→ PASSAGE:
⟨
The conference is organized around 4 meta-themes divided into 26
tracks:

Excellence in design research

1.  Methodology for design research
2.  Epistemology of design
3.  Design research and creativity
4.  The future of design research and publishing in
peer-reviewed journals
5.  Design research and design education

Interdisciplinarity in the innovation process

6.  Exploring the partnership between designer and researcher
7.  Design research & innovation in luxury industries
8.  Design research & arts and crafts
9.  Design research in innovation management :emotion, Kansei
engineering
10. Design research in innovation management : CK theory
11. Human factors as a source of value for innovative design
12. Design scenarios for innovative product and service
strategies
13. Design research, NPD, innovation management & marketing
14. Interdisciplinary perspective on art, lifestyle and
scalable business

Towards more human value in society

15. The value of design research for public policy
16. The value of behavioural change through design research
17. Research through design for prospective value
18. Design research in Industry  R&D strategy
19. Design research co-creating value with the consumer
20. The value of humanities for Design research

The value of design research for organizations

21. Can design research help measure design value?
⟩
→ DATA SHOWN:
⟨
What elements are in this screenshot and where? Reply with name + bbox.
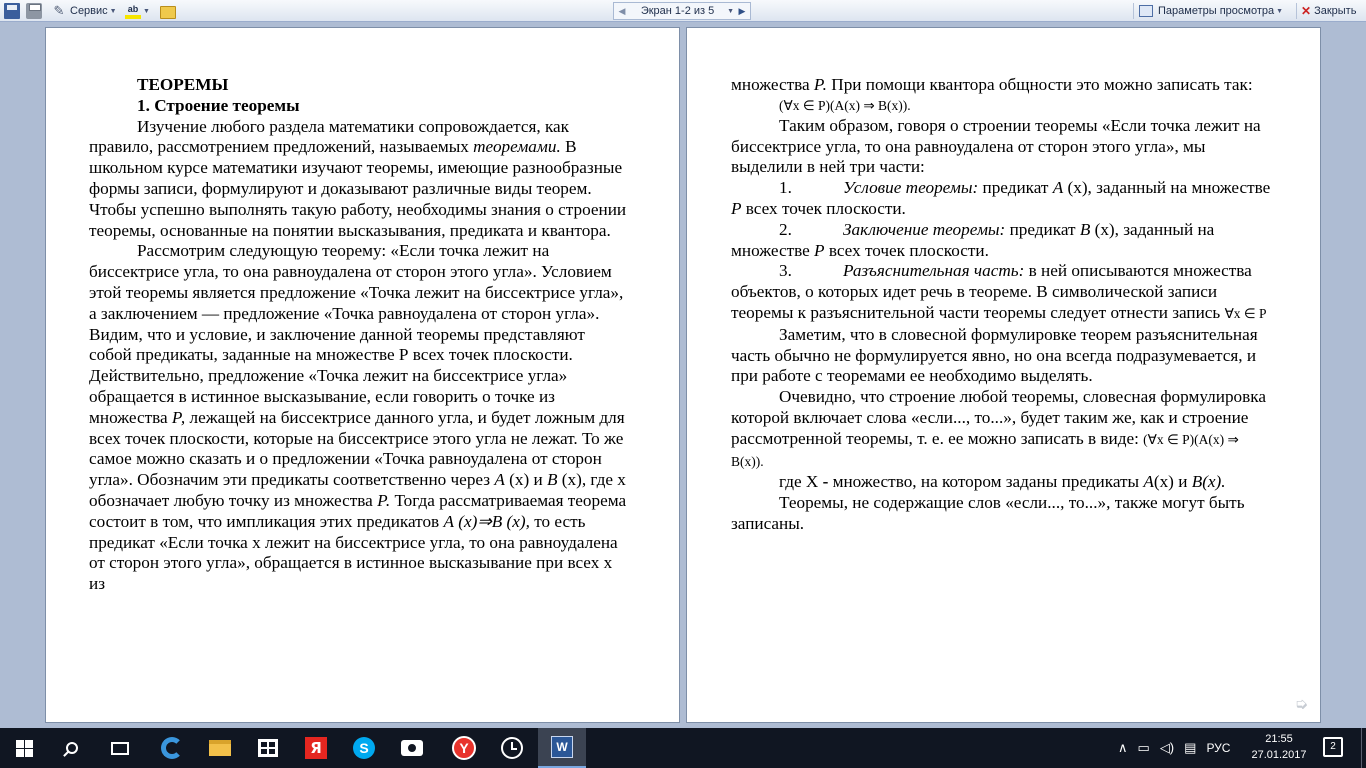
⟩
→ ACTIONS TO TAKE:
1. List the meta-themes that organize the tracks in the conference program above.
2. Pick up the conference program where it stops and continue it.

→ THE ANSWERS:
1.
Excellence in design research
Interdisciplinarity in the innovation process
Towards more human value in society
The value of design research for organizations

2.
22. Design thinking research and new business model. Design
leadership.
23. Design research for making things differently with more
dynamic & inclusive approaches
24. Enterprise design, Enterprise architecture, Research for
user interface design
25. Design research for sense making, branding evaluation and
semiotics
26. Designing "the whole of design research": visualizing and
measuring excellence.

Submissions

Abstracts

Abstracts should specify the research question, give
bibliographical references, mention the research methodology, the
findings and describe the objective in terms of value. Abstracts
should be less than 500 words in length. They summarize the
paper, and should not provide any identifying information about
the author(s).

Workshops

Some tracks will be best illustrated through a workshop
experience so we welcome ideas on workshops during or before the
conference.

Full papers

All papers will be double-blind peer-reviewed.

Full papers should be between 3000-5000 words in length. We
welcome any research approach or type of paper including
conceptual, empirical and critical literature reviews. However,
we expect high standards of scholarship within the papers in
terms of establishing the theoretical context, explaining the
methods of inquiry, and reporting results that may aid other
researchers.

Best papers will be published in a Special issue of Design
Journal

Reviewing PROCESS

All abstracts and papers need to be submitted via our conference
management system.

Abstracts will be assessed by members of the Academic Committee.
If accepted, authors will be invited to submit a full paper. To
submit your abstract, please follow these steps:

1.  The conference management tool will be active starting
March 31st, 2014. You will need to and to create your account.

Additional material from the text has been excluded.